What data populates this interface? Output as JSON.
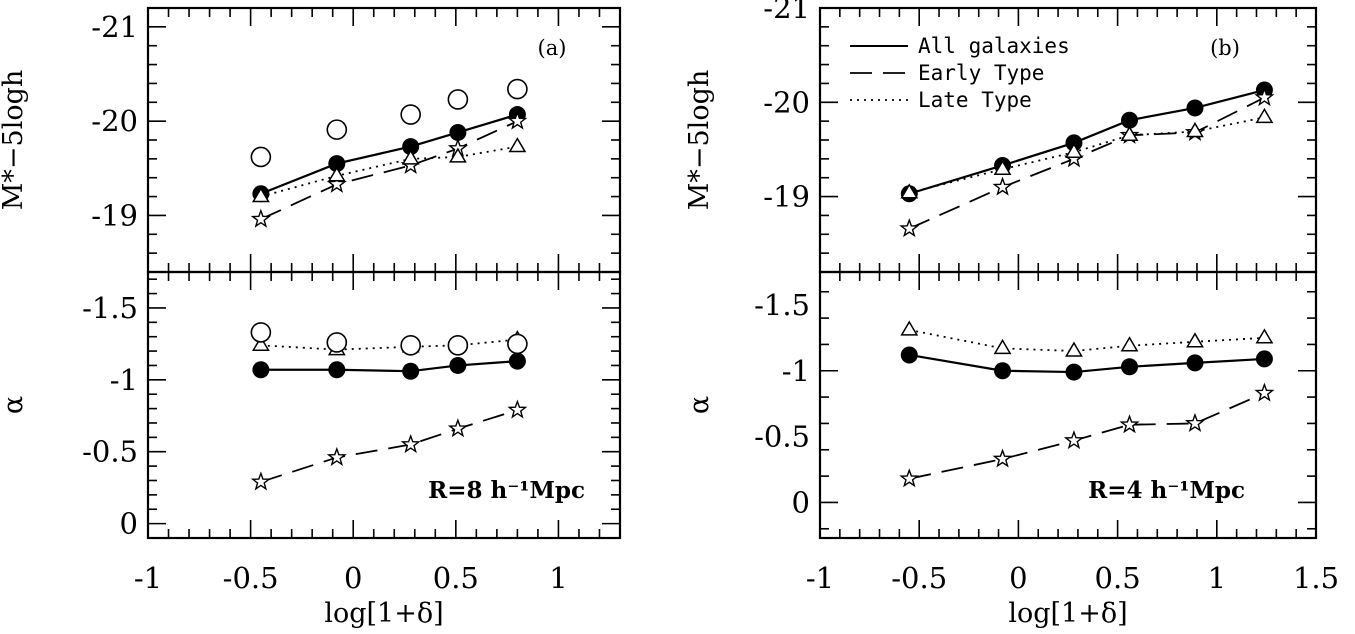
{
  "chart_data": [
    {
      "type": "line",
      "panel_label": "(a)",
      "annotation": "R=8 h⁻¹Mpc",
      "xlabel": "log[1+δ]",
      "xlim": [
        -1,
        1.3
      ],
      "x_ticks": [
        "-1",
        "-0.5",
        "0",
        "0.5",
        "1"
      ],
      "subplots": [
        {
          "name": "top",
          "ylabel": "M*−5logh",
          "ylim": [
            -18.4,
            -21.2
          ],
          "y_ticks": [
            "-19",
            "-20",
            "-21"
          ],
          "series": [
            {
              "marker": "filled-circle",
              "line": "solid",
              "x": [
                -0.45,
                -0.08,
                0.28,
                0.51,
                0.8
              ],
              "y": [
                -19.23,
                -19.55,
                -19.73,
                -19.88,
                -20.07
              ]
            },
            {
              "marker": "open-star",
              "line": "dashed",
              "x": [
                -0.45,
                -0.08,
                0.28,
                0.51,
                0.8
              ],
              "y": [
                -18.96,
                -19.33,
                -19.53,
                -19.71,
                -20.0
              ]
            },
            {
              "marker": "open-triangle",
              "line": "dotted",
              "x": [
                -0.45,
                -0.08,
                0.28,
                0.51,
                0.8
              ],
              "y": [
                -19.2,
                -19.42,
                -19.6,
                -19.62,
                -19.73
              ]
            },
            {
              "marker": "open-circle",
              "line": "none",
              "x": [
                -0.45,
                -0.08,
                0.28,
                0.51,
                0.8
              ],
              "y": [
                -19.62,
                -19.91,
                -20.07,
                -20.23,
                -20.34
              ]
            }
          ]
        },
        {
          "name": "bottom",
          "ylabel": "α",
          "ylim": [
            0.1,
            -1.75
          ],
          "y_ticks": [
            "0",
            "-0.5",
            "-1",
            "-1.5"
          ],
          "series": [
            {
              "marker": "filled-circle",
              "line": "solid",
              "x": [
                -0.45,
                -0.08,
                0.28,
                0.51,
                0.8
              ],
              "y": [
                -1.07,
                -1.07,
                -1.06,
                -1.1,
                -1.13
              ]
            },
            {
              "marker": "open-star",
              "line": "dashed",
              "x": [
                -0.45,
                -0.08,
                0.28,
                0.51,
                0.8
              ],
              "y": [
                -0.29,
                -0.46,
                -0.55,
                -0.66,
                -0.79
              ]
            },
            {
              "marker": "open-triangle",
              "line": "dotted",
              "x": [
                -0.45,
                -0.08,
                0.28,
                0.51,
                0.8
              ],
              "y": [
                -1.24,
                -1.21,
                -1.23,
                -1.24,
                -1.28
              ]
            },
            {
              "marker": "open-circle",
              "line": "none",
              "x": [
                -0.45,
                -0.08,
                0.28,
                0.51,
                0.8
              ],
              "y": [
                -1.33,
                -1.26,
                -1.24,
                -1.24,
                -1.25
              ]
            }
          ]
        }
      ]
    },
    {
      "type": "line",
      "panel_label": "(b)",
      "annotation": "R=4 h⁻¹Mpc",
      "xlabel": "log[1+δ]",
      "xlim": [
        -1,
        1.5
      ],
      "x_ticks": [
        "-1",
        "-0.5",
        "0",
        "0.5",
        "1",
        "1.5"
      ],
      "legend": {
        "placement": "top-left",
        "entries": [
          {
            "label": "All galaxies",
            "line": "solid"
          },
          {
            "label": "Early Type",
            "line": "dashed"
          },
          {
            "label": "Late Type",
            "line": "dotted"
          }
        ]
      },
      "subplots": [
        {
          "name": "top",
          "ylabel": "M*−5logh",
          "ylim": [
            -18.2,
            -21.0
          ],
          "y_ticks": [
            "-19",
            "-20",
            "-21"
          ],
          "series": [
            {
              "marker": "filled-circle",
              "line": "solid",
              "x": [
                -0.55,
                -0.08,
                0.28,
                0.56,
                0.89,
                1.24
              ],
              "y": [
                -19.03,
                -19.33,
                -19.57,
                -19.81,
                -19.94,
                -20.13
              ]
            },
            {
              "marker": "open-star",
              "line": "dashed",
              "x": [
                -0.55,
                -0.08,
                0.28,
                0.56,
                0.89,
                1.24
              ],
              "y": [
                -18.66,
                -19.1,
                -19.4,
                -19.65,
                -19.68,
                -20.05
              ]
            },
            {
              "marker": "open-triangle",
              "line": "dotted",
              "x": [
                -0.55,
                -0.08,
                0.28,
                0.56,
                0.89,
                1.24
              ],
              "y": [
                -19.04,
                -19.29,
                -19.47,
                -19.65,
                -19.69,
                -19.84
              ]
            }
          ]
        },
        {
          "name": "bottom",
          "ylabel": "α",
          "ylim": [
            0.27,
            -1.75
          ],
          "y_ticks": [
            "0",
            "-0.5",
            "-1",
            "-1.5"
          ],
          "series": [
            {
              "marker": "filled-circle",
              "line": "solid",
              "x": [
                -0.55,
                -0.08,
                0.28,
                0.56,
                0.89,
                1.24
              ],
              "y": [
                -1.12,
                -1.0,
                -0.99,
                -1.03,
                -1.06,
                -1.09
              ]
            },
            {
              "marker": "open-star",
              "line": "dashed",
              "x": [
                -0.55,
                -0.08,
                0.28,
                0.56,
                0.89,
                1.24
              ],
              "y": [
                -0.18,
                -0.33,
                -0.47,
                -0.59,
                -0.6,
                -0.83
              ]
            },
            {
              "marker": "open-triangle",
              "line": "dotted",
              "x": [
                -0.55,
                -0.08,
                0.28,
                0.56,
                0.89,
                1.24
              ],
              "y": [
                -1.31,
                -1.17,
                -1.15,
                -1.19,
                -1.22,
                -1.25
              ]
            }
          ]
        }
      ]
    }
  ]
}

-------------------------

Task details |
Output the records above exactly as they are, leaving out the pictures.

Exercise solution |
What data populates this interface? Output as JSON.
{
  "chart_data": [
    {
      "type": "line",
      "panel_label": "(a)",
      "annotation": "R=8 h⁻¹Mpc",
      "xlabel": "log[1+δ]",
      "xlim": [
        -1,
        1.3
      ],
      "x_ticks": [
        "-1",
        "-0.5",
        "0",
        "0.5",
        "1"
      ],
      "subplots": [
        {
          "name": "top",
          "ylabel": "M*−5logh",
          "ylim": [
            -18.4,
            -21.2
          ],
          "y_ticks": [
            "-19",
            "-20",
            "-21"
          ],
          "series": [
            {
              "marker": "filled-circle",
              "line": "solid",
              "x": [
                -0.45,
                -0.08,
                0.28,
                0.51,
                0.8
              ],
              "y": [
                -19.23,
                -19.55,
                -19.73,
                -19.88,
                -20.07
              ]
            },
            {
              "marker": "open-star",
              "line": "dashed",
              "x": [
                -0.45,
                -0.08,
                0.28,
                0.51,
                0.8
              ],
              "y": [
                -18.96,
                -19.33,
                -19.53,
                -19.71,
                -20.0
              ]
            },
            {
              "marker": "open-triangle",
              "line": "dotted",
              "x": [
                -0.45,
                -0.08,
                0.28,
                0.51,
                0.8
              ],
              "y": [
                -19.2,
                -19.42,
                -19.6,
                -19.62,
                -19.73
              ]
            },
            {
              "marker": "open-circle",
              "line": "none",
              "x": [
                -0.45,
                -0.08,
                0.28,
                0.51,
                0.8
              ],
              "y": [
                -19.62,
                -19.91,
                -20.07,
                -20.23,
                -20.34
              ]
            }
          ]
        },
        {
          "name": "bottom",
          "ylabel": "α",
          "ylim": [
            0.1,
            -1.75
          ],
          "y_ticks": [
            "0",
            "-0.5",
            "-1",
            "-1.5"
          ],
          "series": [
            {
              "marker": "filled-circle",
              "line": "solid",
              "x": [
                -0.45,
                -0.08,
                0.28,
                0.51,
                0.8
              ],
              "y": [
                -1.07,
                -1.07,
                -1.06,
                -1.1,
                -1.13
              ]
            },
            {
              "marker": "open-star",
              "line": "dashed",
              "x": [
                -0.45,
                -0.08,
                0.28,
                0.51,
                0.8
              ],
              "y": [
                -0.29,
                -0.46,
                -0.55,
                -0.66,
                -0.79
              ]
            },
            {
              "marker": "open-triangle",
              "line": "dotted",
              "x": [
                -0.45,
                -0.08,
                0.28,
                0.51,
                0.8
              ],
              "y": [
                -1.24,
                -1.21,
                -1.23,
                -1.24,
                -1.28
              ]
            },
            {
              "marker": "open-circle",
              "line": "none",
              "x": [
                -0.45,
                -0.08,
                0.28,
                0.51,
                0.8
              ],
              "y": [
                -1.33,
                -1.26,
                -1.24,
                -1.24,
                -1.25
              ]
            }
          ]
        }
      ]
    },
    {
      "type": "line",
      "panel_label": "(b)",
      "annotation": "R=4 h⁻¹Mpc",
      "xlabel": "log[1+δ]",
      "xlim": [
        -1,
        1.5
      ],
      "x_ticks": [
        "-1",
        "-0.5",
        "0",
        "0.5",
        "1",
        "1.5"
      ],
      "legend": {
        "placement": "top-left",
        "entries": [
          {
            "label": "All galaxies",
            "line": "solid"
          },
          {
            "label": "Early Type",
            "line": "dashed"
          },
          {
            "label": "Late Type",
            "line": "dotted"
          }
        ]
      },
      "subplots": [
        {
          "name": "top",
          "ylabel": "M*−5logh",
          "ylim": [
            -18.2,
            -21.0
          ],
          "y_ticks": [
            "-19",
            "-20",
            "-21"
          ],
          "series": [
            {
              "marker": "filled-circle",
              "line": "solid",
              "x": [
                -0.55,
                -0.08,
                0.28,
                0.56,
                0.89,
                1.24
              ],
              "y": [
                -19.03,
                -19.33,
                -19.57,
                -19.81,
                -19.94,
                -20.13
              ]
            },
            {
              "marker": "open-star",
              "line": "dashed",
              "x": [
                -0.55,
                -0.08,
                0.28,
                0.56,
                0.89,
                1.24
              ],
              "y": [
                -18.66,
                -19.1,
                -19.4,
                -19.65,
                -19.68,
                -20.05
              ]
            },
            {
              "marker": "open-triangle",
              "line": "dotted",
              "x": [
                -0.55,
                -0.08,
                0.28,
                0.56,
                0.89,
                1.24
              ],
              "y": [
                -19.04,
                -19.29,
                -19.47,
                -19.65,
                -19.69,
                -19.84
              ]
            }
          ]
        },
        {
          "name": "bottom",
          "ylabel": "α",
          "ylim": [
            0.27,
            -1.75
          ],
          "y_ticks": [
            "0",
            "-0.5",
            "-1",
            "-1.5"
          ],
          "series": [
            {
              "marker": "filled-circle",
              "line": "solid",
              "x": [
                -0.55,
                -0.08,
                0.28,
                0.56,
                0.89,
                1.24
              ],
              "y": [
                -1.12,
                -1.0,
                -0.99,
                -1.03,
                -1.06,
                -1.09
              ]
            },
            {
              "marker": "open-star",
              "line": "dashed",
              "x": [
                -0.55,
                -0.08,
                0.28,
                0.56,
                0.89,
                1.24
              ],
              "y": [
                -0.18,
                -0.33,
                -0.47,
                -0.59,
                -0.6,
                -0.83
              ]
            },
            {
              "marker": "open-triangle",
              "line": "dotted",
              "x": [
                -0.55,
                -0.08,
                0.28,
                0.56,
                0.89,
                1.24
              ],
              "y": [
                -1.31,
                -1.17,
                -1.15,
                -1.19,
                -1.22,
                -1.25
              ]
            }
          ]
        }
      ]
    }
  ]
}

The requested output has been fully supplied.